Exercise aim -> Gather every line below where "current" appears.

-------- Records for processing

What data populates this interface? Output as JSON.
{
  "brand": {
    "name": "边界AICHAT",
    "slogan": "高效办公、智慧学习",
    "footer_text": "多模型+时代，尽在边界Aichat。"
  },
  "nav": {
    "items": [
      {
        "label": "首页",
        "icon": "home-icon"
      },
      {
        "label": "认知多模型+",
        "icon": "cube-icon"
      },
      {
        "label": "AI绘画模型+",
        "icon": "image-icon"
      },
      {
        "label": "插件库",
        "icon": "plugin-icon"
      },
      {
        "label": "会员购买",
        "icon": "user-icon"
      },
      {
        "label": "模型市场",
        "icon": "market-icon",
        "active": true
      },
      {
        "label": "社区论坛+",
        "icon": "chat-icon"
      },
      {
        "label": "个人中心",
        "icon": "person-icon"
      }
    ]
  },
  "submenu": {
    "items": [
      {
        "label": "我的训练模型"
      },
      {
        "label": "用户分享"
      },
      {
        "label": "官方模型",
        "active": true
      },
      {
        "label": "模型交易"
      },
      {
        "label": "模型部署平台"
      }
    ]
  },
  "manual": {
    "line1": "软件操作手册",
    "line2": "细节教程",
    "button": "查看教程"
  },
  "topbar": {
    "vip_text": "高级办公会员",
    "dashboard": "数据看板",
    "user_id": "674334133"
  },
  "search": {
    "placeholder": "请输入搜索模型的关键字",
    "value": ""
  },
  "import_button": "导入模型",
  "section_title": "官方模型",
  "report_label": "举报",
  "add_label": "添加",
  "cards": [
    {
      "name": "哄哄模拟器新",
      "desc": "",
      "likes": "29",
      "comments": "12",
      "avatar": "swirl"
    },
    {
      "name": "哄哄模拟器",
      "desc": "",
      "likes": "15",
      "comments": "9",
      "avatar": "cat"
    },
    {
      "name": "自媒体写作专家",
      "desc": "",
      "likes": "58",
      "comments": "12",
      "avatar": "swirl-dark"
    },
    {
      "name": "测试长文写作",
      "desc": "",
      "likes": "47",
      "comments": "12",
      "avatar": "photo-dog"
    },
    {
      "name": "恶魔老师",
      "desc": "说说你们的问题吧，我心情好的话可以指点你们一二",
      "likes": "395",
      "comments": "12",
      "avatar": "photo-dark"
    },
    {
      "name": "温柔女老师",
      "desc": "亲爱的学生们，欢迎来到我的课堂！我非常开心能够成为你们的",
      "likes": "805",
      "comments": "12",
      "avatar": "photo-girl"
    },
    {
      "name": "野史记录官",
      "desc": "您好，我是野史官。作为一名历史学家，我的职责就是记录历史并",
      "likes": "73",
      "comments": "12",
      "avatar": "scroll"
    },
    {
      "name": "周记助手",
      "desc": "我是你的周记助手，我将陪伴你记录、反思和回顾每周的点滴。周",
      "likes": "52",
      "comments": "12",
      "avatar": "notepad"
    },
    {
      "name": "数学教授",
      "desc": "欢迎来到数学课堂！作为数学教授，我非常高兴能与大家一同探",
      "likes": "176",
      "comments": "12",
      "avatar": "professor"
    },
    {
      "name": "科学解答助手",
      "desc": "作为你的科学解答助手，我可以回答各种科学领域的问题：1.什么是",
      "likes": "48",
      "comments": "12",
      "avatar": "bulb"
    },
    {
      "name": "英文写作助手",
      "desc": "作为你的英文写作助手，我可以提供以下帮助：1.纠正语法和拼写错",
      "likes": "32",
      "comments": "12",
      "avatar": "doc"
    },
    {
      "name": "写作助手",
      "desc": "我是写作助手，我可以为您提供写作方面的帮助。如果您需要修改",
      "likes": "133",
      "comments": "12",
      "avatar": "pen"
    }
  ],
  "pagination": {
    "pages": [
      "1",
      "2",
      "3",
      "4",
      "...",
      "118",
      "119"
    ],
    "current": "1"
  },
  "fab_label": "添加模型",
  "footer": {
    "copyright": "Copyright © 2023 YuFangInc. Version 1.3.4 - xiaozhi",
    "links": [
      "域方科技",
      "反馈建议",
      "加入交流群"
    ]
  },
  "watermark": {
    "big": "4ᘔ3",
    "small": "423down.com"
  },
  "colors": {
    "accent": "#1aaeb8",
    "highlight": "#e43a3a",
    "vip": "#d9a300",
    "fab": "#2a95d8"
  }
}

----------------
-------- Records for processing

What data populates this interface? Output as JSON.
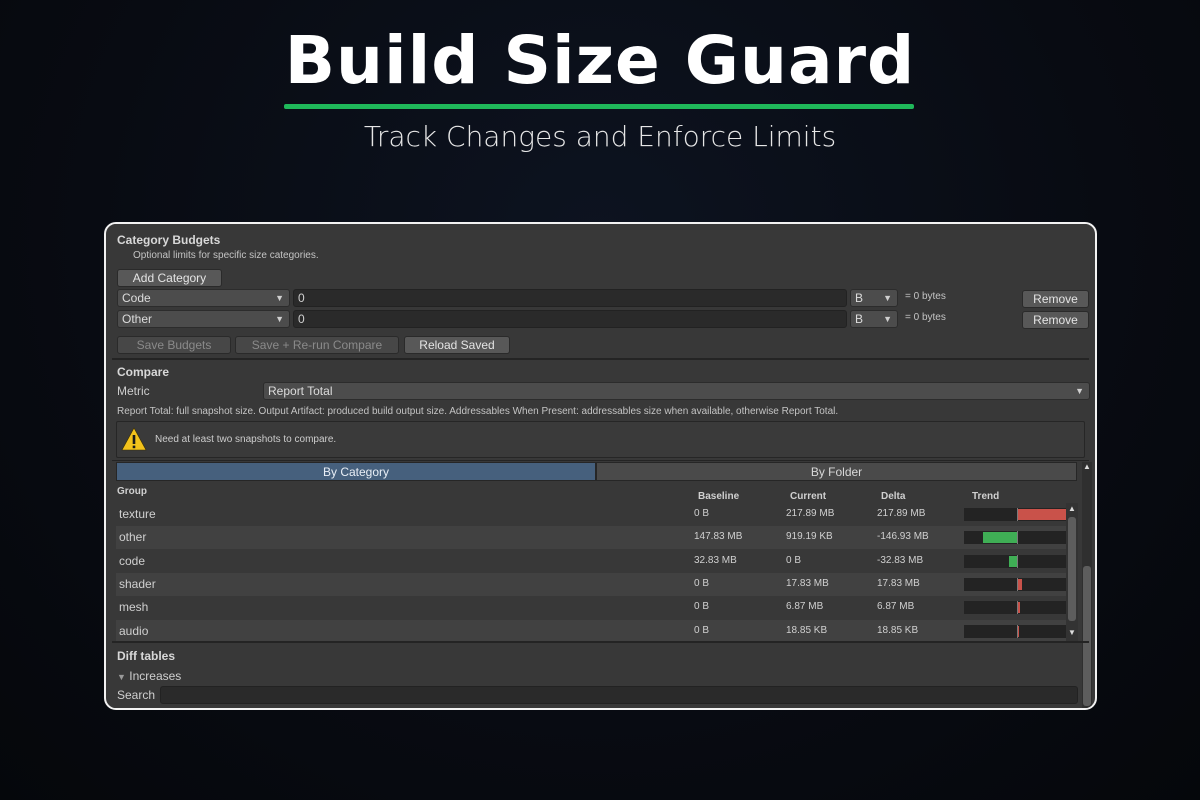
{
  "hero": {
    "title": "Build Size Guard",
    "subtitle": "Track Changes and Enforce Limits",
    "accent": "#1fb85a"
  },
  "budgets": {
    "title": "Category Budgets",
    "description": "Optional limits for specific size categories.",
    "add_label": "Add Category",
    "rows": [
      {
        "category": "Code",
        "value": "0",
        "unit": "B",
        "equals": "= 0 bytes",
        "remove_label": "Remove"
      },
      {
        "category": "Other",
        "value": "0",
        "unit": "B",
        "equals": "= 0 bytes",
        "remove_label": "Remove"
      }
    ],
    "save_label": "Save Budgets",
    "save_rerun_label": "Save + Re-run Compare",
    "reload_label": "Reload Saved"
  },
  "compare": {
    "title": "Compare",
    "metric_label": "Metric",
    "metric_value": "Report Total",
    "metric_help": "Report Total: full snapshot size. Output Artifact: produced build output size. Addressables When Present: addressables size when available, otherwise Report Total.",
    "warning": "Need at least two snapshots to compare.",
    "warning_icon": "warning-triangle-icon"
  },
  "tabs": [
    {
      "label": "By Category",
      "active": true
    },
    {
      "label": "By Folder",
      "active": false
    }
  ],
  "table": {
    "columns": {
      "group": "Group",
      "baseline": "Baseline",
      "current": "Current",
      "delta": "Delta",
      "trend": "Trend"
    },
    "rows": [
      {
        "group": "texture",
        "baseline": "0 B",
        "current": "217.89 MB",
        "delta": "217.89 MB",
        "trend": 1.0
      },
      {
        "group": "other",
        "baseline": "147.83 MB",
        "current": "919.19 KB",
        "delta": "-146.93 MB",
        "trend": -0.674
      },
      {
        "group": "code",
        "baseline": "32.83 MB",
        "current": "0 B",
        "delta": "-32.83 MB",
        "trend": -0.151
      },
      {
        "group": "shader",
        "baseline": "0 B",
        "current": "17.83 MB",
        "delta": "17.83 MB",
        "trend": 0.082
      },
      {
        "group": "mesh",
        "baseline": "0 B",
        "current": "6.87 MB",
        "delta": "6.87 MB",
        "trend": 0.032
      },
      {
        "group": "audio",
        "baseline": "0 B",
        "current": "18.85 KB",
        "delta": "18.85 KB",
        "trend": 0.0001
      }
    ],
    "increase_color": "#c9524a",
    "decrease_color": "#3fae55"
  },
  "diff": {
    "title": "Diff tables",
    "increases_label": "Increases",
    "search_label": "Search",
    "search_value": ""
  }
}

----------------
-------- Records for processing

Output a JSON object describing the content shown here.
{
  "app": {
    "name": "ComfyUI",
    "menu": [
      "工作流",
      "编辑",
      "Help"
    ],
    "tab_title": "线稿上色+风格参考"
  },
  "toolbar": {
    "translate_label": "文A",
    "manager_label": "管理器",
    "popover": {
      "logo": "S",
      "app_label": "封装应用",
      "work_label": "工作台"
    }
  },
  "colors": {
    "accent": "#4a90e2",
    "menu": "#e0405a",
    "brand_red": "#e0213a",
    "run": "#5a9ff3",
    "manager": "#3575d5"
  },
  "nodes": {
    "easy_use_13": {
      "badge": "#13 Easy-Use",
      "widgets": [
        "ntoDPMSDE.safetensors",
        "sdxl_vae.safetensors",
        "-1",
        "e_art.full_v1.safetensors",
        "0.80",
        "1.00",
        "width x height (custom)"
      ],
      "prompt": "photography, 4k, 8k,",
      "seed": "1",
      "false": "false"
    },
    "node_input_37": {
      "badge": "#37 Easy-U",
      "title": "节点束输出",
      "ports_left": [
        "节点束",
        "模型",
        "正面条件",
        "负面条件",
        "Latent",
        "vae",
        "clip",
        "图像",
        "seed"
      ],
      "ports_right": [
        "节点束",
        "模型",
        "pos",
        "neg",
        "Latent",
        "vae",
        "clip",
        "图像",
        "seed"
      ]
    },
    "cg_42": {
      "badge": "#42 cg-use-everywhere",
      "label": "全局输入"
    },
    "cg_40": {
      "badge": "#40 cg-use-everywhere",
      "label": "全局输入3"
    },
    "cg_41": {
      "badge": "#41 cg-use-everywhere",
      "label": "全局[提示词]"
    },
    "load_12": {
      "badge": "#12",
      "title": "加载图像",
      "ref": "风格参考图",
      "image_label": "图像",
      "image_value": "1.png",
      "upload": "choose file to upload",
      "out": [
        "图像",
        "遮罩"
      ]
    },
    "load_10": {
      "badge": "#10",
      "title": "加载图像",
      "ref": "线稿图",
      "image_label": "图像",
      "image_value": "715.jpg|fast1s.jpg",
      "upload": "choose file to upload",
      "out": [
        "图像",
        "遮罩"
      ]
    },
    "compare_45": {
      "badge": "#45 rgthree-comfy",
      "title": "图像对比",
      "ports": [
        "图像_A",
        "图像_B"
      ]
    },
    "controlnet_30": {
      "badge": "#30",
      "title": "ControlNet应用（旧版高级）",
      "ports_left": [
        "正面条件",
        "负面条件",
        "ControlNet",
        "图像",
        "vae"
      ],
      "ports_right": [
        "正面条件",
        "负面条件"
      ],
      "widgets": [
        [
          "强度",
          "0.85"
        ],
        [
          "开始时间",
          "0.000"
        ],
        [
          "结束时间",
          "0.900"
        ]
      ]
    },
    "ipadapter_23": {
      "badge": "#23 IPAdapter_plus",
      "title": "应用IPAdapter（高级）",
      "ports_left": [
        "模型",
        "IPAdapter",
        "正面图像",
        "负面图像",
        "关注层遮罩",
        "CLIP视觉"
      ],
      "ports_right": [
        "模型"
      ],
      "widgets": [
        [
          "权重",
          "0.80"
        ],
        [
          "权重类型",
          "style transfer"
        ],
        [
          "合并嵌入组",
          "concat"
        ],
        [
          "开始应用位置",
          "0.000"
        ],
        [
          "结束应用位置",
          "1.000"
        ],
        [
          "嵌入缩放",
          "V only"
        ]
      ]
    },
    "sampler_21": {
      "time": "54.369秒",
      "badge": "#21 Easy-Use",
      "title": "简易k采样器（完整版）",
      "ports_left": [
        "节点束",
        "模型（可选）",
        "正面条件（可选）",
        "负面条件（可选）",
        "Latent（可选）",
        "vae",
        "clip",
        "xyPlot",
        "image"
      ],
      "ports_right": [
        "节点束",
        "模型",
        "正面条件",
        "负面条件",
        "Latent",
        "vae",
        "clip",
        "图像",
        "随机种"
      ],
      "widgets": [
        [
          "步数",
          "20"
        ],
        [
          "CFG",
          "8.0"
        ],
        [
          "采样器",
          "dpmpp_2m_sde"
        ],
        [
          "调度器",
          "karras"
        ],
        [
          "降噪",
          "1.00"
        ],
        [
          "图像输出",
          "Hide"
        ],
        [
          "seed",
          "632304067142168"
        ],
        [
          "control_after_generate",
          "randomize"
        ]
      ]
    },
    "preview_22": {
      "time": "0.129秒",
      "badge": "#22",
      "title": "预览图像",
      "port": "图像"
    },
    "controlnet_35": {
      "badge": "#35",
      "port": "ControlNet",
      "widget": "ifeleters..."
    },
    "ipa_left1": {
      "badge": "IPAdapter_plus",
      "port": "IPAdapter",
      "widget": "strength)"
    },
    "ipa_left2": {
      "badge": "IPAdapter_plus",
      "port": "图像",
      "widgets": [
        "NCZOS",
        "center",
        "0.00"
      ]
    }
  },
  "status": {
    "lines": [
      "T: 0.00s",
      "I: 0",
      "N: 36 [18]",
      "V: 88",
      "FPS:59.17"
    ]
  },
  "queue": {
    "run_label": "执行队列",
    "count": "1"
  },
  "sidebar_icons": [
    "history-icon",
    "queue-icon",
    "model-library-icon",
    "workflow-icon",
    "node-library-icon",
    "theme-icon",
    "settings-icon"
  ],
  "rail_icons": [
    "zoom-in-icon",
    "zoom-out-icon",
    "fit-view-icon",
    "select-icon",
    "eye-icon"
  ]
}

----------------

Exercise result ->
    "current": "1"
      "current": "Current",
        "current": "217.89 MB",
        "current": "919.19 KB",
        "current": "0 B",
        "current": "17.83 MB",
        "current": "6.87 MB",
        "current": "18.85 KB",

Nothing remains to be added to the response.